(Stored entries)
———

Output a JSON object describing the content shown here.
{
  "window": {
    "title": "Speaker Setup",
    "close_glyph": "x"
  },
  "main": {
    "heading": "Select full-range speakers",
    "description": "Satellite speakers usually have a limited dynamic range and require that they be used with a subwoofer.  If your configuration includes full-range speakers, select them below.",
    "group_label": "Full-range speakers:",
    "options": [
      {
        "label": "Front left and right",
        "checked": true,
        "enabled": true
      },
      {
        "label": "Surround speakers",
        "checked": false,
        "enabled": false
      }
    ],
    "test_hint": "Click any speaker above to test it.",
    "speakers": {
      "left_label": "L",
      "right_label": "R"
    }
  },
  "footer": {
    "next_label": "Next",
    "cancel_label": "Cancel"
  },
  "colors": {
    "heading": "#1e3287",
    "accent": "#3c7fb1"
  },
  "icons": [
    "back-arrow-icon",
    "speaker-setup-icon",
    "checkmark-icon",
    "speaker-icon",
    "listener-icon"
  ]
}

———

Reproduce each entry from the records above, character for character.

Output a JSON object describing the content shown here.
{
  "window": {
    "title": "Speaker Setup",
    "close_glyph": "x"
  },
  "main": {
    "heading": "Select full-range speakers",
    "description": "Satellite speakers usually have a limited dynamic range and require that they be used with a subwoofer.  If your configuration includes full-range speakers, select them below.",
    "group_label": "Full-range speakers:",
    "options": [
      {
        "label": "Front left and right",
        "checked": true,
        "enabled": true
      },
      {
        "label": "Surround speakers",
        "checked": false,
        "enabled": false
      }
    ],
    "test_hint": "Click any speaker above to test it.",
    "speakers": {
      "left_label": "L",
      "right_label": "R"
    }
  },
  "footer": {
    "next_label": "Next",
    "cancel_label": "Cancel"
  },
  "colors": {
    "heading": "#1e3287",
    "accent": "#3c7fb1"
  },
  "icons": [
    "back-arrow-icon",
    "speaker-setup-icon",
    "checkmark-icon",
    "speaker-icon",
    "listener-icon"
  ]
}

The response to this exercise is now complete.